**What is being asked**
Pull out each line of the items below that contains the string "screensaver", and copy it in full. The match is case-sensitive.

**Data for processing**
:::
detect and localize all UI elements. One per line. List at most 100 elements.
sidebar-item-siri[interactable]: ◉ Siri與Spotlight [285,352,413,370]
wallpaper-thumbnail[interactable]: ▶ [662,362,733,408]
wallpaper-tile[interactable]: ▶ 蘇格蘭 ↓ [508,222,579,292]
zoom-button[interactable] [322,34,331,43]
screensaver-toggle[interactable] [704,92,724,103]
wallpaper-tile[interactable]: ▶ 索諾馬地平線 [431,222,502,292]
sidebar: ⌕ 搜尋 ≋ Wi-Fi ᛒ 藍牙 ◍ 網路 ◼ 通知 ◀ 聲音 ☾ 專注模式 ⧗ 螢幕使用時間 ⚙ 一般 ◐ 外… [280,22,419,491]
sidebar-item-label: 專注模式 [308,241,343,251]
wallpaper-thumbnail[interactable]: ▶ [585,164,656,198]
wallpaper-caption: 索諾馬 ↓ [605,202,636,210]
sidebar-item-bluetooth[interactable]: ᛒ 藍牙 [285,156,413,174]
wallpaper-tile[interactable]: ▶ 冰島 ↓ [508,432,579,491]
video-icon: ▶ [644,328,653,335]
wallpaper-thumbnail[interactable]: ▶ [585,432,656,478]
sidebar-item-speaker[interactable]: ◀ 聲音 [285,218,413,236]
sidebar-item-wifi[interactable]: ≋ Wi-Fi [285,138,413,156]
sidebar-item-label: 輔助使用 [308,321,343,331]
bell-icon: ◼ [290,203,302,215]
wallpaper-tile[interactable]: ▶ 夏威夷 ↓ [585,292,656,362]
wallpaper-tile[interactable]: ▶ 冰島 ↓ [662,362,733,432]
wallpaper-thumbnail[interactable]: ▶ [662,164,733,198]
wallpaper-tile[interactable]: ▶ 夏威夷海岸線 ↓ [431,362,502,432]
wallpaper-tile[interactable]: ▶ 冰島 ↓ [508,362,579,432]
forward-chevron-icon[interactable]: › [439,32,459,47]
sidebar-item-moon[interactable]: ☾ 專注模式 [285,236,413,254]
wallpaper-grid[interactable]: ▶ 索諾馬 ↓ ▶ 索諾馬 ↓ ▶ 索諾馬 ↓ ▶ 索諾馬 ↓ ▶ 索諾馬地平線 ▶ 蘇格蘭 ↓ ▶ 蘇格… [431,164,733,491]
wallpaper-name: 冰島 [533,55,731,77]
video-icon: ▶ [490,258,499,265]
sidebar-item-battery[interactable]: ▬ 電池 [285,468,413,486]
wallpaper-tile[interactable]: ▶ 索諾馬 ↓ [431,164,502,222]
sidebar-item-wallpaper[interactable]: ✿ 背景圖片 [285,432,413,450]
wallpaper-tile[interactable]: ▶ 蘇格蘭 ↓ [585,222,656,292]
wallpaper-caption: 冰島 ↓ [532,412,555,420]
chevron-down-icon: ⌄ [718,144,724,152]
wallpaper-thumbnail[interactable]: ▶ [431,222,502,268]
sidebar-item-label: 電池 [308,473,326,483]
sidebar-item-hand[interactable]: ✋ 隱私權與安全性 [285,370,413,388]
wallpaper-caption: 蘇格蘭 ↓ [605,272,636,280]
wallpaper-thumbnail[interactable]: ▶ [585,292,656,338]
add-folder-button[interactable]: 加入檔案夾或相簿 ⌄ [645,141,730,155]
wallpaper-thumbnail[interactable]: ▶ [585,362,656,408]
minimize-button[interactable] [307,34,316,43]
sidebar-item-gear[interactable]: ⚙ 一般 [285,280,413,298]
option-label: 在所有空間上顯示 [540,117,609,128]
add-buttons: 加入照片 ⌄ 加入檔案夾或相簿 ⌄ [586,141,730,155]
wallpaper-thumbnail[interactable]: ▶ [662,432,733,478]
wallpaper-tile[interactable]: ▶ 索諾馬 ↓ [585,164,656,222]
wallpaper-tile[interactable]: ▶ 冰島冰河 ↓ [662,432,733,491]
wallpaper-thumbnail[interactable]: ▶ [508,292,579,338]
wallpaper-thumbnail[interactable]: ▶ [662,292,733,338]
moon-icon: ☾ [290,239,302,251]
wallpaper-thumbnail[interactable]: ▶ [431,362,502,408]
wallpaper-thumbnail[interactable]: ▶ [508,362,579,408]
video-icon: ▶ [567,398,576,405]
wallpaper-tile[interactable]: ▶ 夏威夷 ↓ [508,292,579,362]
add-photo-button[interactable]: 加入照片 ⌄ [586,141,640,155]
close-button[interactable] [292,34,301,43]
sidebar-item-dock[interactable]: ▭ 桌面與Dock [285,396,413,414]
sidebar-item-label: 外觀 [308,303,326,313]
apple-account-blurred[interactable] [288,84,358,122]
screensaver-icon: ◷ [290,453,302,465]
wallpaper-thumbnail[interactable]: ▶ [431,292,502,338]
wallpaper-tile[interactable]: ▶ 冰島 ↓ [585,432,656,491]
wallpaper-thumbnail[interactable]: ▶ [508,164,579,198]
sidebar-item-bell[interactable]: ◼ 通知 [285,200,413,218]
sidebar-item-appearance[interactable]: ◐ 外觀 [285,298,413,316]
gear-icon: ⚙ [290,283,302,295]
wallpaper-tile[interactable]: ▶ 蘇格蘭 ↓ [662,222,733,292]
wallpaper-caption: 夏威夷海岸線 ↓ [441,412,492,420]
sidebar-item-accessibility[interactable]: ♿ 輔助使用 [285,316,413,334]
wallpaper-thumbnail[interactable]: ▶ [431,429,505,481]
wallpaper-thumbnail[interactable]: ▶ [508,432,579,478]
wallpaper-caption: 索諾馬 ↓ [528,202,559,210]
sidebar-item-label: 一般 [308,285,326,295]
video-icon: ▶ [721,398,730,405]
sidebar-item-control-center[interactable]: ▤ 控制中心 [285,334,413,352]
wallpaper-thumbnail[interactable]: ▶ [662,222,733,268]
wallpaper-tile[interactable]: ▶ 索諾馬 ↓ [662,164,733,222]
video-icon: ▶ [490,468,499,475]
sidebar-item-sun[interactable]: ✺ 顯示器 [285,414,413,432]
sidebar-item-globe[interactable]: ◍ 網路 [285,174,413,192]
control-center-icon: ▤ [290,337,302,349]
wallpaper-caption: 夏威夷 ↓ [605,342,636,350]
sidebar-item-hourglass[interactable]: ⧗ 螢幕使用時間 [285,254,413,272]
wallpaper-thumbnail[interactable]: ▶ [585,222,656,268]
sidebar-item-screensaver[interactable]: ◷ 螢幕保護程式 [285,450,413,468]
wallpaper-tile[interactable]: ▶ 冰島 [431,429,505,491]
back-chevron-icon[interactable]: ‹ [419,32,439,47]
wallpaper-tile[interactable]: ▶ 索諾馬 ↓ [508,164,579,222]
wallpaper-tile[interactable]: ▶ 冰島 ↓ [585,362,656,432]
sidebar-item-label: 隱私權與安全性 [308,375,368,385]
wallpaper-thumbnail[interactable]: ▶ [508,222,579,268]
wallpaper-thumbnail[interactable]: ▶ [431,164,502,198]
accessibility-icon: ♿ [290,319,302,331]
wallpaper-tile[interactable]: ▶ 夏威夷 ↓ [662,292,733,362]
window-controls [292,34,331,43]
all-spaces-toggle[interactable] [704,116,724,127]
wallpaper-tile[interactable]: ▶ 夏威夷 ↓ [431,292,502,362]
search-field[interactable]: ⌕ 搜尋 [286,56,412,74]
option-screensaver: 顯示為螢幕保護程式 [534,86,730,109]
:::
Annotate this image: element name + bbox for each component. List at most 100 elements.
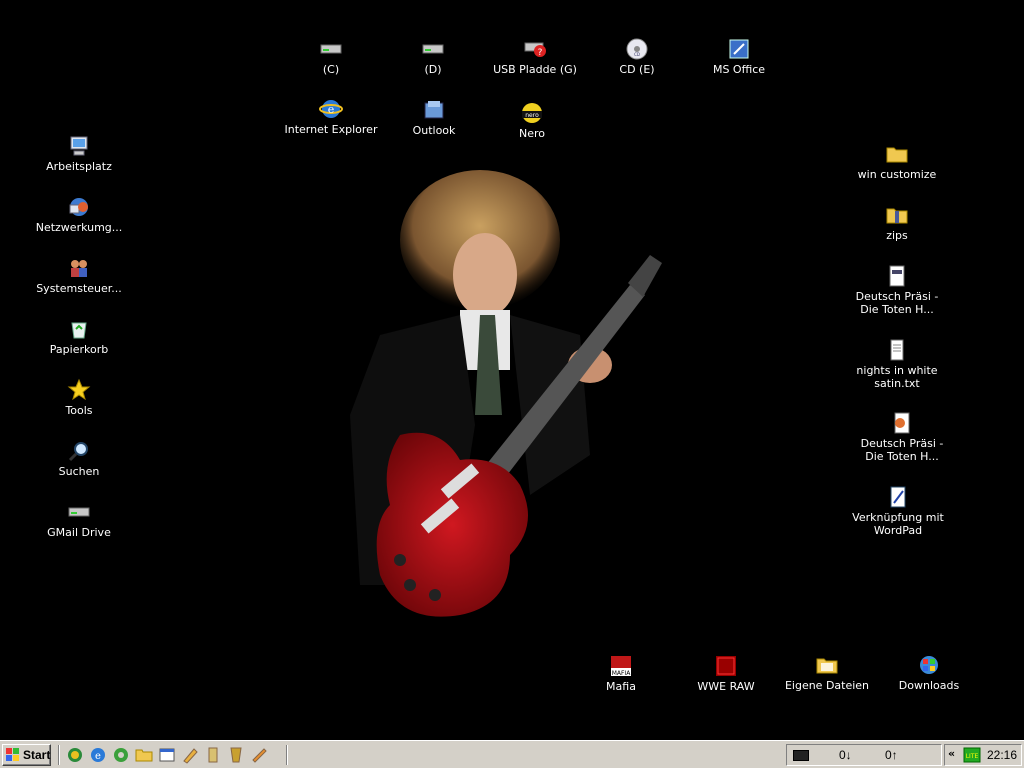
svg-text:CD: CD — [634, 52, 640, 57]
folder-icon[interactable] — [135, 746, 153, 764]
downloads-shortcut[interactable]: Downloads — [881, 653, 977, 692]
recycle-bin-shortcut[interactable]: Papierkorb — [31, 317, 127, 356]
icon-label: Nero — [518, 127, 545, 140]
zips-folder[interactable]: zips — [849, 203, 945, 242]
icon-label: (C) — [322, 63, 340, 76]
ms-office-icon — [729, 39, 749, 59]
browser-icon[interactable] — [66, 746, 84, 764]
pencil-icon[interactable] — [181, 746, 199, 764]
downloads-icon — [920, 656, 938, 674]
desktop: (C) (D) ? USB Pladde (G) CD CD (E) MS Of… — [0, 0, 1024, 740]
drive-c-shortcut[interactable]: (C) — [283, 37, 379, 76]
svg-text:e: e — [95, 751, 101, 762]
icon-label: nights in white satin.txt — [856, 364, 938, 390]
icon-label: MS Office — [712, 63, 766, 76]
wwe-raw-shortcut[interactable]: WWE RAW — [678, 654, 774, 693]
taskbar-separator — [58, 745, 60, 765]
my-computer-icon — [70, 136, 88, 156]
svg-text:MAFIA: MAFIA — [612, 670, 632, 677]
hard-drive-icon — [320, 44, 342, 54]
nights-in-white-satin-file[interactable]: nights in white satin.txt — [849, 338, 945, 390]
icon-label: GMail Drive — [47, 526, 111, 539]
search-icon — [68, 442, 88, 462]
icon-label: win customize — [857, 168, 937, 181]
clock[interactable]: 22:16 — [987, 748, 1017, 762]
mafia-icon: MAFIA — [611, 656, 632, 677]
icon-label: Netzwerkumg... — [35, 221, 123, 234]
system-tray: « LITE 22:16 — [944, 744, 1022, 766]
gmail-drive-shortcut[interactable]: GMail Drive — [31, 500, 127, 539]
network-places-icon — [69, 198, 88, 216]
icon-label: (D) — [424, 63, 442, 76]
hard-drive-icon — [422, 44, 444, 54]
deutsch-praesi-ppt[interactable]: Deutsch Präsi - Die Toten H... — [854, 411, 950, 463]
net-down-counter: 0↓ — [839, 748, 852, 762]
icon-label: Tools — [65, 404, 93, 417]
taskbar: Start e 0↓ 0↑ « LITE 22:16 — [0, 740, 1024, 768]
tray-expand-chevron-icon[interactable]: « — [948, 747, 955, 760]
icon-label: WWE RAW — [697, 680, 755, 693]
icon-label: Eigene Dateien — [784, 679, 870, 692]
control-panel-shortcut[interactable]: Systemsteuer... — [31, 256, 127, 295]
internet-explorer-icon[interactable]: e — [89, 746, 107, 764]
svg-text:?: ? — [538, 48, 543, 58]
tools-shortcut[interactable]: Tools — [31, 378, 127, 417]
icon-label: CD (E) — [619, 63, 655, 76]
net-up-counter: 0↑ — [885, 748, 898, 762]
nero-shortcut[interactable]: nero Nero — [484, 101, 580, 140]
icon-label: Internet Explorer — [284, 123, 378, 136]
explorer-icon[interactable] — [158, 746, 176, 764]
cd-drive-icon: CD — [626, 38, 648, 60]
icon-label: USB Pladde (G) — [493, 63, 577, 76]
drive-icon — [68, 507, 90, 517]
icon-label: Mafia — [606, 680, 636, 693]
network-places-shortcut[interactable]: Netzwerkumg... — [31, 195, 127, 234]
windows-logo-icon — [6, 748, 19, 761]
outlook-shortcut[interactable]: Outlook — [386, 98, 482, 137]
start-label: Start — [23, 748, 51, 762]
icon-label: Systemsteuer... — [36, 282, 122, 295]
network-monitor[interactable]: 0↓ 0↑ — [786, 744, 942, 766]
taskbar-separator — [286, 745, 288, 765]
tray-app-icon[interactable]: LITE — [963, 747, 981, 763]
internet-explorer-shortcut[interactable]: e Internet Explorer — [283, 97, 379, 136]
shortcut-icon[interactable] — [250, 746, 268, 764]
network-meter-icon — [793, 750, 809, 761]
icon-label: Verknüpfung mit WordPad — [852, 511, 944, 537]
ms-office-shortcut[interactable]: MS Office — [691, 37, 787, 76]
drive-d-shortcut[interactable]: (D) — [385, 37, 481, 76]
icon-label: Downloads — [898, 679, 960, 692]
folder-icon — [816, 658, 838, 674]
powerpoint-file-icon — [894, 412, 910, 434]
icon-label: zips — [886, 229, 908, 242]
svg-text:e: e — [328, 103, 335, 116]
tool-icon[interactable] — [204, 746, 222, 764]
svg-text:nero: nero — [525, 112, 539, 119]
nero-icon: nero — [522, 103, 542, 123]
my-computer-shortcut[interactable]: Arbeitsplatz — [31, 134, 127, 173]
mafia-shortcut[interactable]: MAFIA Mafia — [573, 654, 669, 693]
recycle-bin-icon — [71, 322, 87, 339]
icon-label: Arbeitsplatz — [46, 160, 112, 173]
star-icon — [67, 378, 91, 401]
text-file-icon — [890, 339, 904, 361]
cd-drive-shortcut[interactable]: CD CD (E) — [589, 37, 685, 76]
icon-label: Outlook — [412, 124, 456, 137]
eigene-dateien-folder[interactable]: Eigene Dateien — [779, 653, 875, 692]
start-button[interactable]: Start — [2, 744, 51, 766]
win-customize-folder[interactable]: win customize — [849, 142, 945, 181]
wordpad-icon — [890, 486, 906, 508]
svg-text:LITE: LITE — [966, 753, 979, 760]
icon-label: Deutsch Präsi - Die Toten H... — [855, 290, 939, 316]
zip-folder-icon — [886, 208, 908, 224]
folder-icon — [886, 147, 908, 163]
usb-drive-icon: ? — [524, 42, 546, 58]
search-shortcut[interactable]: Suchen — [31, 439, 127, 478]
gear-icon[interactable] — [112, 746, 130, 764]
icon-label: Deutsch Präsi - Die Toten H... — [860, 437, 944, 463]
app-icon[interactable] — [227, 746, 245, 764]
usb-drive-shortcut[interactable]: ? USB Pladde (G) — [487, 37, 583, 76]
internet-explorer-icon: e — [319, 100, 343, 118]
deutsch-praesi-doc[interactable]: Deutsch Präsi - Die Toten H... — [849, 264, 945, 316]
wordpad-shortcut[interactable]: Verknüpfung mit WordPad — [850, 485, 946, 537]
:::
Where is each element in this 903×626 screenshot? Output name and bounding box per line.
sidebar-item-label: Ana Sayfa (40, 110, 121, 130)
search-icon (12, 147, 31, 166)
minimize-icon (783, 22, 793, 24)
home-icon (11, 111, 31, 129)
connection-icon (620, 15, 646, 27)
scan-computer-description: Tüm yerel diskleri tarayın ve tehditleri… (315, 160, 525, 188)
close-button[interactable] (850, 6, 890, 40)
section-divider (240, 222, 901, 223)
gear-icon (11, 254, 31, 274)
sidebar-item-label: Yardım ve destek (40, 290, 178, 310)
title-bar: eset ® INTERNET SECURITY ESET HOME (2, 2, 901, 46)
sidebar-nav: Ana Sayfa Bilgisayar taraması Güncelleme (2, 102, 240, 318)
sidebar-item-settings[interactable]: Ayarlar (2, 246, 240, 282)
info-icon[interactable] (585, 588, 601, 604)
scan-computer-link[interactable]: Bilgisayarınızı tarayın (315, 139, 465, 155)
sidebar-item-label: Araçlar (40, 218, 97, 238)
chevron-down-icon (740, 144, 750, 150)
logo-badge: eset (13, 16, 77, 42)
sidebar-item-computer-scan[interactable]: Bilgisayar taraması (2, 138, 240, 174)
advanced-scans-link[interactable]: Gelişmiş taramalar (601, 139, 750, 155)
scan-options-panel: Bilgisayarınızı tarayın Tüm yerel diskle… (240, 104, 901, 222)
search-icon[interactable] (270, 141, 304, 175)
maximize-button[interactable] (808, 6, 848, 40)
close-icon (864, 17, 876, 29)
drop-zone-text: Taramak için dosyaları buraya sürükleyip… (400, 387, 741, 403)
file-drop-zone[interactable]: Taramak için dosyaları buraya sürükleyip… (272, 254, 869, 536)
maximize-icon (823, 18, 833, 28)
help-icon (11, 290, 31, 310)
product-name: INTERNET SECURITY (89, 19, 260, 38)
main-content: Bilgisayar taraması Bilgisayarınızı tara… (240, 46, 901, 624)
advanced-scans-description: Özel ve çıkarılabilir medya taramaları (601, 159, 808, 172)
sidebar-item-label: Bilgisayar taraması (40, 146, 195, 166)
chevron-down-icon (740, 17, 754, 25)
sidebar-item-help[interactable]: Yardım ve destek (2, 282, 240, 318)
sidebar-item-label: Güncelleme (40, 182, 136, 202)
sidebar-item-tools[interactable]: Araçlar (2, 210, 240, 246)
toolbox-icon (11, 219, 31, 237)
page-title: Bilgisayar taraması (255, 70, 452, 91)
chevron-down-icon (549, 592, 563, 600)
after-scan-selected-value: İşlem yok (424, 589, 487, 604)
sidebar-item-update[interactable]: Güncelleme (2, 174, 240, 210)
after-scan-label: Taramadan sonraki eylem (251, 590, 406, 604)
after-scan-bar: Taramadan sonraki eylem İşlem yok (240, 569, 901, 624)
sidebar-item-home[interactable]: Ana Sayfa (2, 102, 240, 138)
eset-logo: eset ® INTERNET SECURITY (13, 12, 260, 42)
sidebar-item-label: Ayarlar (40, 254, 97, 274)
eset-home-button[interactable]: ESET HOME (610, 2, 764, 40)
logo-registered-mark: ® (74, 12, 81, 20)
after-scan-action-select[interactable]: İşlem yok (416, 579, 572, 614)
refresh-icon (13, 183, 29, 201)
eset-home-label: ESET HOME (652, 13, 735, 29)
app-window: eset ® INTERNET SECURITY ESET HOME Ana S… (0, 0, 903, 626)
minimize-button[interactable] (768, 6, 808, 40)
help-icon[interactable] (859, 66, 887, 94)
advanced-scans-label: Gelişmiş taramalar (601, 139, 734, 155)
:::
**Expected answer**
screensaver-toggle[interactable] [704,92,724,103]
screensaver-icon: ◷ [290,453,302,465]
sidebar-item-screensaver[interactable]: ◷ 螢幕保護程式 [285,450,413,468]
option-screensaver: 顯示為螢幕保護程式 [534,86,730,109]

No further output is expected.